— start —
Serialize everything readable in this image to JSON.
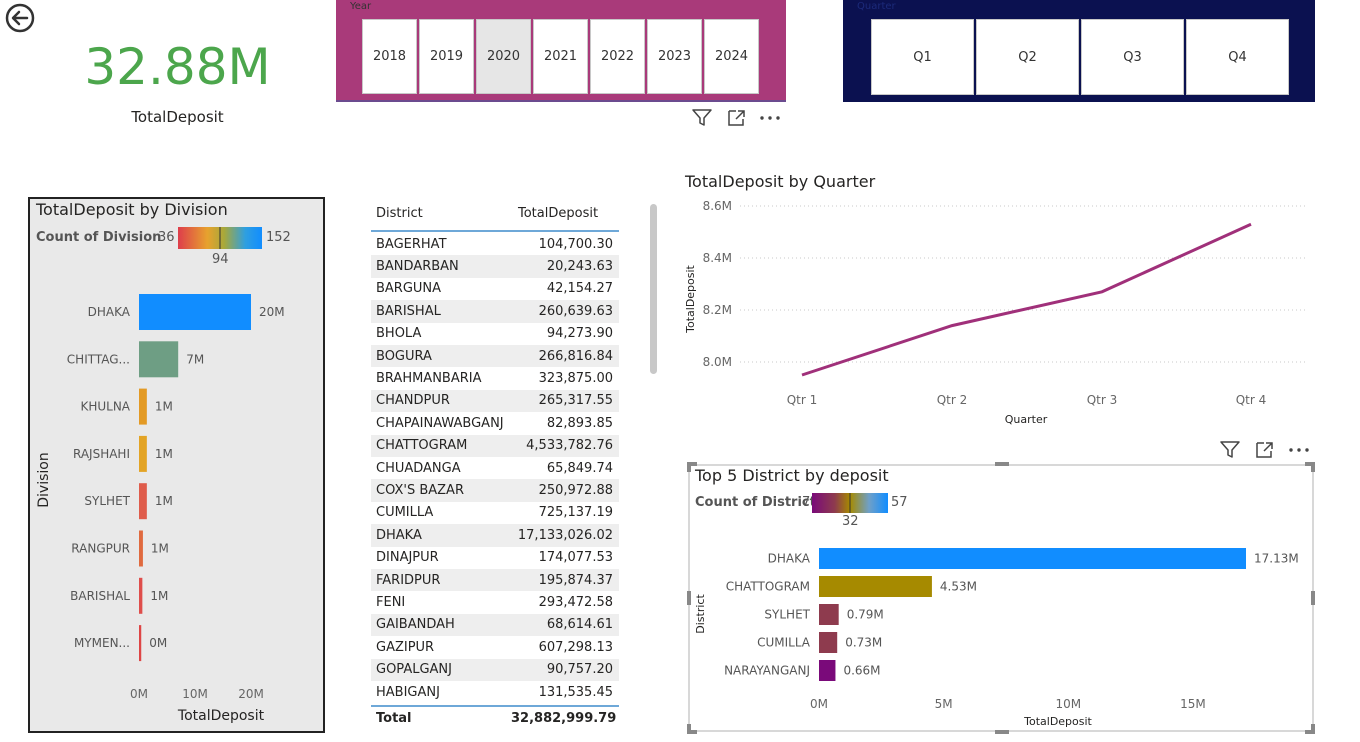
{
  "kpi": {
    "value": "32.88M",
    "label": "TotalDeposit"
  },
  "year_slicer": {
    "label": "Year",
    "years": [
      "2018",
      "2019",
      "2020",
      "2021",
      "2022",
      "2023",
      "2024"
    ],
    "selected": "2020"
  },
  "quarter_slicer": {
    "label": "Quarter",
    "quarters": [
      "Q1",
      "Q2",
      "Q3",
      "Q4"
    ]
  },
  "colors": {
    "kpi_green": "#4CA64C",
    "year_slicer_bg": "#A93A7A",
    "quarter_slicer_bg": "#0B1150",
    "line_color": "#A0307A",
    "table_accent": "#6ea8d8"
  },
  "icons": [
    "back-arrow-icon",
    "filter-icon",
    "focus-mode-icon",
    "more-options-icon"
  ],
  "division_chart": {
    "title": "TotalDeposit by Division",
    "legend_label": "Count of Division",
    "legend_min": "36",
    "legend_mid": "94",
    "legend_max": "152"
  },
  "district_table": {
    "headers": [
      "District",
      "TotalDeposit"
    ],
    "rows": [
      [
        "BAGERHAT",
        "104,700.30"
      ],
      [
        "BANDARBAN",
        "20,243.63"
      ],
      [
        "BARGUNA",
        "42,154.27"
      ],
      [
        "BARISHAL",
        "260,639.63"
      ],
      [
        "BHOLA",
        "94,273.90"
      ],
      [
        "BOGURA",
        "266,816.84"
      ],
      [
        "BRAHMANBARIA",
        "323,875.00"
      ],
      [
        "CHANDPUR",
        "265,317.55"
      ],
      [
        "CHAPAINAWABGANJ",
        "82,893.85"
      ],
      [
        "CHATTOGRAM",
        "4,533,782.76"
      ],
      [
        "CHUADANGA",
        "65,849.74"
      ],
      [
        "COX'S BAZAR",
        "250,972.88"
      ],
      [
        "CUMILLA",
        "725,137.19"
      ],
      [
        "DHAKA",
        "17,133,026.02"
      ],
      [
        "DINAJPUR",
        "174,077.53"
      ],
      [
        "FARIDPUR",
        "195,874.37"
      ],
      [
        "FENI",
        "293,472.58"
      ],
      [
        "GAIBANDAH",
        "68,614.61"
      ],
      [
        "GAZIPUR",
        "607,298.13"
      ],
      [
        "GOPALGANJ",
        "90,757.20"
      ],
      [
        "HABIGANJ",
        "131,535.45"
      ]
    ],
    "total_label": "Total",
    "total_value": "32,882,999.79"
  },
  "quarter_chart": {
    "title": "TotalDeposit by Quarter"
  },
  "top5_chart": {
    "title": "Top 5 District by deposit",
    "legend_label": "Count of District",
    "legend_min": "7",
    "legend_mid": "32",
    "legend_max": "57"
  },
  "chart_data": [
    {
      "type": "bar",
      "orientation": "horizontal",
      "title": "TotalDeposit by Division",
      "xlabel": "TotalDeposit",
      "ylabel": "Division",
      "xlim": [
        0,
        20
      ],
      "xticks": [
        "0M",
        "10M",
        "20M"
      ],
      "categories": [
        "DHAKA",
        "CHITTAG...",
        "KHULNA",
        "RAJSHAHI",
        "SYLHET",
        "RANGPUR",
        "BARISHAL",
        "MYMEN..."
      ],
      "values": [
        20,
        7,
        1,
        1,
        1,
        1,
        1,
        0
      ],
      "bar_lengths": [
        20.0,
        7.0,
        1.4,
        1.4,
        1.4,
        0.7,
        0.6,
        0.4
      ],
      "data_labels": [
        "20M",
        "7M",
        "1M",
        "1M",
        "1M",
        "1M",
        "1M",
        "0M"
      ],
      "bar_colors": [
        "#118DFF",
        "#6E9E84",
        "#E39A25",
        "#E3A425",
        "#DF5C4B",
        "#E06A3F",
        "#DF4E4B",
        "#DE4545"
      ],
      "legend": {
        "title": "Count of Division",
        "min": 36,
        "mid": 94,
        "max": 152
      }
    },
    {
      "type": "line",
      "title": "TotalDeposit by Quarter",
      "xlabel": "Quarter",
      "ylabel": "TotalDeposit",
      "x": [
        "Qtr 1",
        "Qtr 2",
        "Qtr 3",
        "Qtr 4"
      ],
      "values": [
        7.95,
        8.14,
        8.27,
        8.53
      ],
      "units": "M",
      "ylim": [
        7.9,
        8.6
      ],
      "yticks": [
        "8.0M",
        "8.2M",
        "8.4M",
        "8.6M"
      ],
      "grid": true
    },
    {
      "type": "bar",
      "orientation": "horizontal",
      "title": "Top 5 District by deposit",
      "xlabel": "TotalDeposit",
      "ylabel": "District",
      "xlim": [
        0,
        17.8
      ],
      "xticks": [
        "0M",
        "5M",
        "10M",
        "15M"
      ],
      "categories": [
        "DHAKA",
        "CHATTOGRAM",
        "SYLHET",
        "CUMILLA",
        "NARAYANGANJ"
      ],
      "values": [
        17.13,
        4.53,
        0.79,
        0.73,
        0.66
      ],
      "data_labels": [
        "17.13M",
        "4.53M",
        "0.79M",
        "0.73M",
        "0.66M"
      ],
      "bar_colors": [
        "#118DFF",
        "#A68A00",
        "#8E3B4E",
        "#8E3B4E",
        "#7A0A7A"
      ],
      "legend": {
        "title": "Count of District",
        "min": 7,
        "mid": 32,
        "max": 57
      }
    }
  ]
}
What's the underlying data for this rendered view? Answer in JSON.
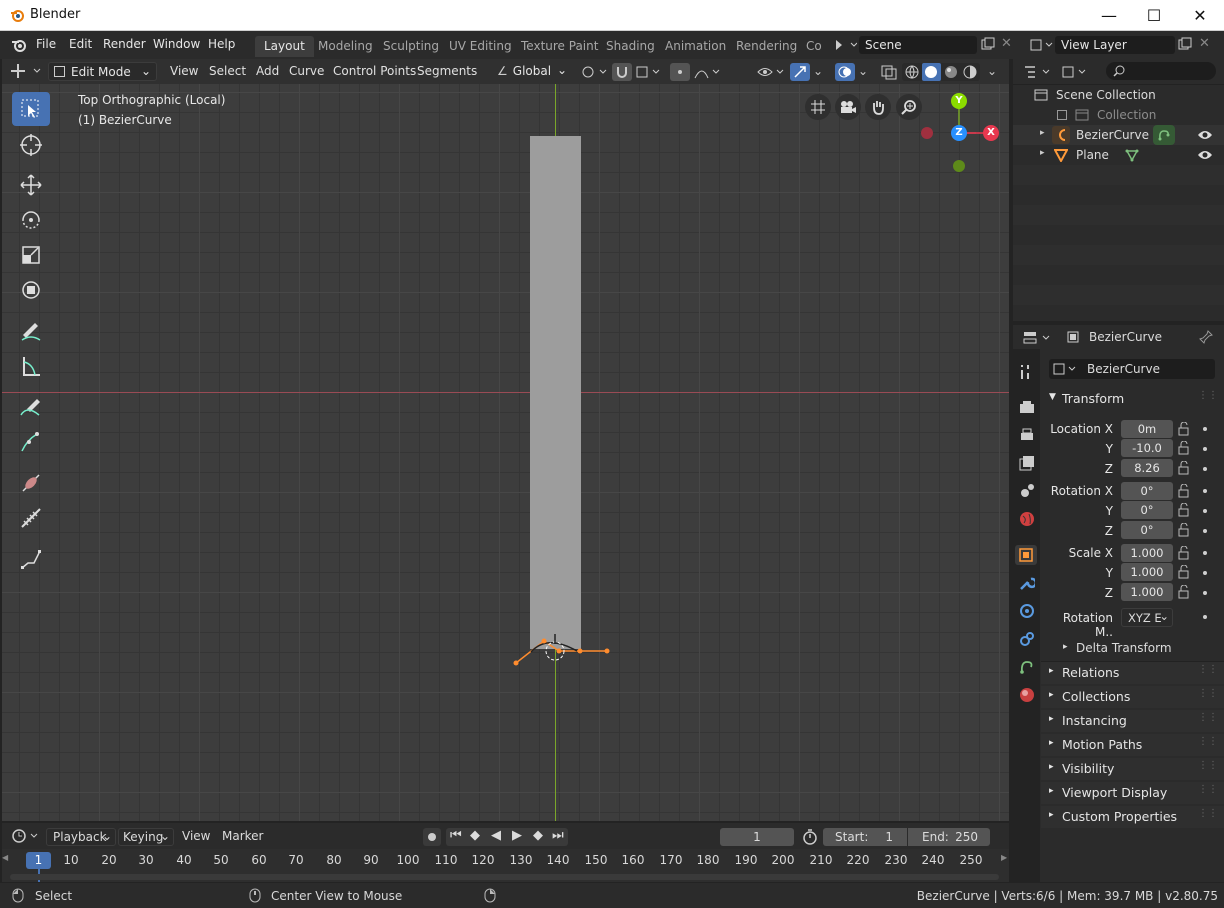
{
  "window": {
    "title": "Blender"
  },
  "menu": [
    "File",
    "Edit",
    "Render",
    "Window",
    "Help"
  ],
  "workspaces": [
    "Layout",
    "Modeling",
    "Sculpting",
    "UV Editing",
    "Texture Paint",
    "Shading",
    "Animation",
    "Rendering",
    "Co"
  ],
  "scene": {
    "name": "Scene",
    "view_layer": "View Layer"
  },
  "viewport_header": {
    "mode": "Edit Mode",
    "menus": [
      "View",
      "Select",
      "Add",
      "Curve",
      "Control Points",
      "Segments"
    ],
    "orientation": "Global"
  },
  "viewport": {
    "view_name": "Top Orthographic (Local)",
    "object_label": "(1) BezierCurve"
  },
  "gizmo": {
    "y": "Y",
    "z": "Z",
    "x": "X"
  },
  "outliner": {
    "scene_collection": "Scene Collection",
    "collection": "Collection",
    "objects": [
      "BezierCurve",
      "Plane"
    ]
  },
  "properties": {
    "object_name": "BezierCurve",
    "data_name": "BezierCurve",
    "transform_title": "Transform",
    "location": {
      "label": "Location X",
      "x": "0m",
      "y": "-10.0",
      "z": "8.26"
    },
    "rotation": {
      "label": "Rotation X",
      "x": "0°",
      "y": "0°",
      "z": "0°"
    },
    "scale": {
      "label": "Scale X",
      "x": "1.000",
      "y": "1.000",
      "z": "1.000"
    },
    "axis_y": "Y",
    "axis_z": "Z",
    "rotation_mode": {
      "label": "Rotation M..",
      "value": "XYZ E"
    },
    "delta": "Delta Transform",
    "sections": [
      "Relations",
      "Collections",
      "Instancing",
      "Motion Paths",
      "Visibility",
      "Viewport Display",
      "Custom Properties"
    ]
  },
  "timeline": {
    "menus": [
      "Playback",
      "Keying",
      "View",
      "Marker"
    ],
    "current_frame": "1",
    "start_label": "Start:",
    "start": "1",
    "end_label": "End:",
    "end": "250",
    "ticks": [
      "1",
      "10",
      "20",
      "30",
      "40",
      "50",
      "60",
      "70",
      "80",
      "90",
      "100",
      "110",
      "120",
      "130",
      "140",
      "150",
      "160",
      "170",
      "180",
      "190",
      "200",
      "210",
      "220",
      "230",
      "240",
      "250"
    ]
  },
  "status": {
    "left": "Select",
    "middle": "Center View to Mouse",
    "right": "BezierCurve | Verts:6/6 | Mem: 39.7 MB | v2.80.75"
  },
  "colors": {
    "accent": "#4772b3",
    "x_axis": "#e8384f",
    "y_axis": "#8bdc00",
    "z_axis": "#2890ff",
    "selected": "#ff8c2e"
  }
}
— end —
# DESCRIPTION OF THE TASK
Above are the records. Identify each line that contains the word "Transform".

# EXERCISE SOLUTION
    "transform_title": "Transform",
    "delta": "Delta Transform",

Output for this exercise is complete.